* _GOAL_
Each line containing the word "Monisa" should be found and copied.
-- Start of THE RECORDS --
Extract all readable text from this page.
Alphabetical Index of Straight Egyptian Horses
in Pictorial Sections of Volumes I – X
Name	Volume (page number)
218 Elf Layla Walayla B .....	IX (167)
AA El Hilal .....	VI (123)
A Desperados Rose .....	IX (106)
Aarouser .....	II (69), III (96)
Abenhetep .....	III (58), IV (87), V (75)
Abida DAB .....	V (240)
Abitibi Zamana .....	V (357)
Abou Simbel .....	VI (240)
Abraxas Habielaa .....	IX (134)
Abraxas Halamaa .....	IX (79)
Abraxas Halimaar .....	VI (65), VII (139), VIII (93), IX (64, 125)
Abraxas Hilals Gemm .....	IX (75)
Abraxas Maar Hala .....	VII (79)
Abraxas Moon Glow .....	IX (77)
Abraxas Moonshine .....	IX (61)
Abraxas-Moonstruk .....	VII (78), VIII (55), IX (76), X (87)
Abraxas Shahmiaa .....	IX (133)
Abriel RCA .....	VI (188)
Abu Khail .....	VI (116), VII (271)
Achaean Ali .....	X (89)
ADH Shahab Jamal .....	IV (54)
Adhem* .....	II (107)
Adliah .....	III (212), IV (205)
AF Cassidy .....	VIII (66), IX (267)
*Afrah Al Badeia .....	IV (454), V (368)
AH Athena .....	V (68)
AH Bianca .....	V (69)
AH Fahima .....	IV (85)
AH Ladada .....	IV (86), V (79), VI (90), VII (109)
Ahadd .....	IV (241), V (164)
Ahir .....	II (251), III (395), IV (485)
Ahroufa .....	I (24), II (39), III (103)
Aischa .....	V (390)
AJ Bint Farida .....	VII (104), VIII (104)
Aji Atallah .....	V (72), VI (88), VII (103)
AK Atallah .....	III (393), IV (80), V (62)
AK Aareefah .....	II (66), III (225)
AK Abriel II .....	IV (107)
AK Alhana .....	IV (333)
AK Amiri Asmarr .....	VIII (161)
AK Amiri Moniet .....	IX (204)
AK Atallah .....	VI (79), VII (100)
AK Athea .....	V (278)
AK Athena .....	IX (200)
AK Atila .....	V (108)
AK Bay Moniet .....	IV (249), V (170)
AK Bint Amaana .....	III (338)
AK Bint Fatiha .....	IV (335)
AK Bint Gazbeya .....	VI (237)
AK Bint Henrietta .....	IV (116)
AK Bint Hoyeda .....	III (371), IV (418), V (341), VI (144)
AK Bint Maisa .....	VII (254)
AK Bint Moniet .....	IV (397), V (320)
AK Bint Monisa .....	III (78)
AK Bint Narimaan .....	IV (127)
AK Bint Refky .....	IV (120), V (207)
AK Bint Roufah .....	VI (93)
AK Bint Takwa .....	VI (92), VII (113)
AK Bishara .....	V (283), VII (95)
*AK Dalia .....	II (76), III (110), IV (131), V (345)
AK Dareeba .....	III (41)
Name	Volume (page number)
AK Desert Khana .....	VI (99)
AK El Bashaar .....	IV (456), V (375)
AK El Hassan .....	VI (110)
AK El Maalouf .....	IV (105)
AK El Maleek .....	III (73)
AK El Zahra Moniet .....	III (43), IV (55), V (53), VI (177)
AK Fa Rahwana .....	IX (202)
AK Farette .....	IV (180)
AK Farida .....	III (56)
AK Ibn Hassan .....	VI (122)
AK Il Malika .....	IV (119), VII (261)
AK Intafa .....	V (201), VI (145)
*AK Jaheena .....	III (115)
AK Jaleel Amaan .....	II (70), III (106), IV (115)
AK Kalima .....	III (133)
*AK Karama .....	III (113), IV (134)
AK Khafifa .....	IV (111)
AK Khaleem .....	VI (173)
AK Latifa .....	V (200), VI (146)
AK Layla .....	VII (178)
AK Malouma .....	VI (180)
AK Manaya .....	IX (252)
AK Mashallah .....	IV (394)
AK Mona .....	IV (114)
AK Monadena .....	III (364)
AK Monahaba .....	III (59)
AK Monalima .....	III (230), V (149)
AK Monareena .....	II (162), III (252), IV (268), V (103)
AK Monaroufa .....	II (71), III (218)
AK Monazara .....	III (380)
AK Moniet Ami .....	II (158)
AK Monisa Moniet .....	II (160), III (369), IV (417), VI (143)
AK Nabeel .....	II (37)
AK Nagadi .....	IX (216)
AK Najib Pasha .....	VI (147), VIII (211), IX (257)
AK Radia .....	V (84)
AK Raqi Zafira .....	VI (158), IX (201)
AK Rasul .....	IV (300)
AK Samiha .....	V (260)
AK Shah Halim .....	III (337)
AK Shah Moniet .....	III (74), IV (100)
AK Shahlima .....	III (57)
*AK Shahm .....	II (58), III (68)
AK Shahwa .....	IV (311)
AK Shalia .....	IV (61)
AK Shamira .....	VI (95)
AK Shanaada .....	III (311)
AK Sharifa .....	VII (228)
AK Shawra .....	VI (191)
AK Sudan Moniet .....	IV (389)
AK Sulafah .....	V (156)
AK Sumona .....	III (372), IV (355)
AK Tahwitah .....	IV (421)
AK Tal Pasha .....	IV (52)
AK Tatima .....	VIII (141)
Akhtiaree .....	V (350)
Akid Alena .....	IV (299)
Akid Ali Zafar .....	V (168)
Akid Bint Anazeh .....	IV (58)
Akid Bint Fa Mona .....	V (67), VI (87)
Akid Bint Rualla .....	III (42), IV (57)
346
-- End of THE RECORDS --
* _RIGHT ANSWER_
AK Bint Monisa .....	III (78)
AK Monisa Moniet .....	II (160), III (369), IV (417), VI (143)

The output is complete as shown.